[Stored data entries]
++++++++++

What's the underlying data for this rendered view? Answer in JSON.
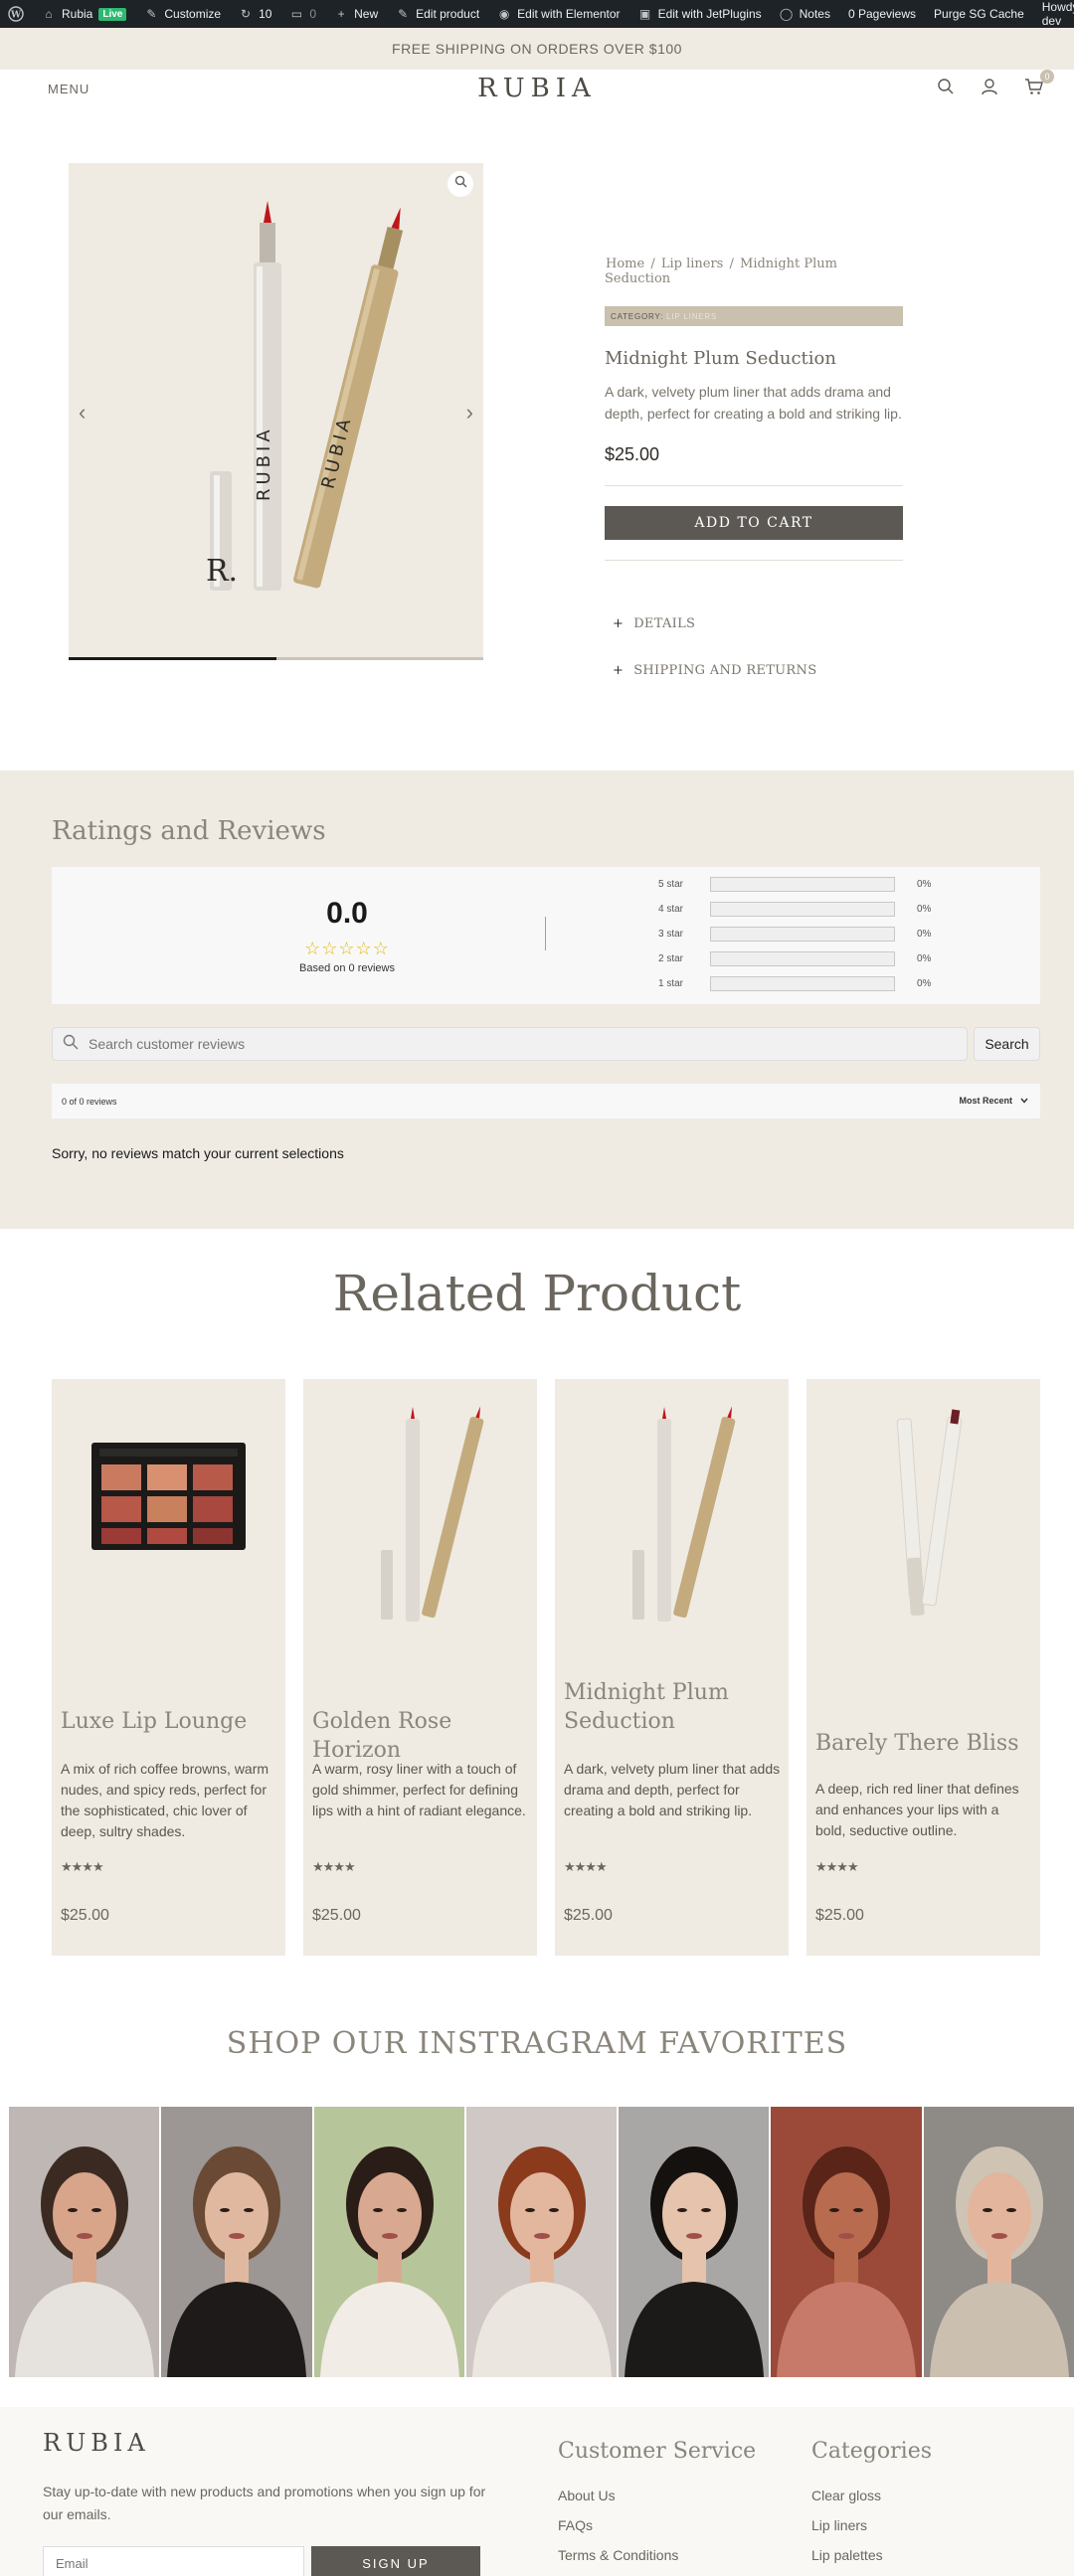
{
  "admin_bar": {
    "site_name": "Rubia",
    "live_badge": "Live",
    "customize": "Customize",
    "updates_count": "10",
    "comments_count": "0",
    "new": "New",
    "edit_product": "Edit product",
    "edit_elementor": "Edit with Elementor",
    "edit_jetplugins": "Edit with JetPlugins",
    "notes": "Notes",
    "pageviews": "0 Pageviews",
    "purge_cache": "Purge SG Cache",
    "howdy": "Howdy, dev"
  },
  "promo_banner": "FREE SHIPPING ON ORDERS OVER $100",
  "header": {
    "menu": "MENU",
    "logo": "RUBIA",
    "cart_count": "0"
  },
  "gallery": {
    "progress": 0.5,
    "colors": {
      "white_pen": "#d8d4cc",
      "gold_pen": "#c4ab7e",
      "tip": "#c0161a"
    }
  },
  "product": {
    "breadcrumb": [
      "Home",
      "Lip liners",
      "Midnight Plum Seduction"
    ],
    "category_label": "CATEGORY:",
    "category_value": "LIP LINERS",
    "title": "Midnight Plum Seduction",
    "description": "A dark, velvety plum liner that adds drama and depth, perfect for creating a bold and striking lip.",
    "price": "$25.00",
    "add_to_cart": "ADD TO CART",
    "accordion": [
      "DETAILS",
      "SHIPPING AND RETURNS"
    ]
  },
  "reviews": {
    "title": "Ratings and Reviews",
    "average": "0.0",
    "stars": "☆☆☆☆☆",
    "based_on": "Based on 0 reviews",
    "breakdown": [
      {
        "label": "5 star",
        "fraction": 0,
        "pct": "0%"
      },
      {
        "label": "4 star",
        "fraction": 0,
        "pct": "0%"
      },
      {
        "label": "3 star",
        "fraction": 0,
        "pct": "0%"
      },
      {
        "label": "2 star",
        "fraction": 0,
        "pct": "0%"
      },
      {
        "label": "1 star",
        "fraction": 0,
        "pct": "0%"
      }
    ],
    "search_placeholder": "Search customer reviews",
    "search_button": "Search",
    "count_text": "0 of 0 reviews",
    "sort_label": "Most Recent",
    "empty_message": "Sorry, no reviews match your current selections"
  },
  "related": {
    "title": "Related Product",
    "products": [
      {
        "title": "Luxe Lip Lounge",
        "description": "A mix of rich coffee browns, warm nudes, and spicy reds, perfect for the sophisticated, chic lover of deep, sultry shades.",
        "rating": "★★★★",
        "price": "$25.00",
        "image": "eyeshadow-palette"
      },
      {
        "title": "Golden Rose Horizon",
        "description": "A warm, rosy liner with a touch of gold shimmer, perfect for defining lips with a hint of radiant elegance.",
        "rating": "★★★★",
        "price": "$25.00",
        "image": "lip-liner-pair"
      },
      {
        "title": "Midnight Plum Seduction",
        "description": "A dark, velvety plum liner that adds drama and depth, perfect for creating a bold and striking lip.",
        "rating": "★★★★",
        "price": "$25.00",
        "image": "lip-liner-pair"
      },
      {
        "title": "Barely There Bliss",
        "description": "A deep, rich red liner that defines and enhances your lips with a bold, seductive outline.",
        "rating": "★★★★",
        "price": "$25.00",
        "image": "white-liner-pair"
      }
    ]
  },
  "instagram": {
    "title": "SHOP OUR INSTRAGRAM FAVORITES",
    "tiles": [
      {
        "name": "insta-photo-1",
        "bg": "#bfb7b3",
        "skin": "#d8a48a",
        "hair": "#3a2a22",
        "cloth": "#e6e2de"
      },
      {
        "name": "insta-photo-2",
        "bg": "#9c9694",
        "skin": "#e0b8a0",
        "hair": "#6a4a34",
        "cloth": "#1e1a1a"
      },
      {
        "name": "insta-photo-3",
        "bg": "#b7c59a",
        "skin": "#d9a890",
        "hair": "#2a1c16",
        "cloth": "#f1ece6"
      },
      {
        "name": "insta-photo-4",
        "bg": "#cfc8c4",
        "skin": "#e3b79e",
        "hair": "#8b3a1c",
        "cloth": "#ece6e0"
      },
      {
        "name": "insta-photo-5",
        "bg": "#a9a7a6",
        "skin": "#e6c3ad",
        "hair": "#15110f",
        "cloth": "#1c1a18"
      },
      {
        "name": "insta-photo-6",
        "bg": "#9b4a3a",
        "skin": "#b86b4e",
        "hair": "#5a2418",
        "cloth": "#c87a6a"
      },
      {
        "name": "insta-photo-7",
        "bg": "#8e8a86",
        "skin": "#e2b59c",
        "hair": "#cfc3b4",
        "cloth": "#cbbfb0"
      }
    ]
  },
  "footer": {
    "logo": "RUBIA",
    "newsletter_text": "Stay up-to-date with new products and promotions when you sign up for our emails.",
    "email_placeholder": "Email",
    "signup": "SIGN UP",
    "customer_service": {
      "title": "Customer Service",
      "links": [
        "About Us",
        "FAQs",
        "Terms & Conditions"
      ]
    },
    "categories": {
      "title": "Categories",
      "links": [
        "Clear gloss",
        "Lip liners",
        "Lip palettes"
      ]
    }
  }
}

++++++++++

STATED TASK: In the entries above, find the lines containing the word "velvety" and say how many there are, with no other words.

WRITTEN REPLY: 2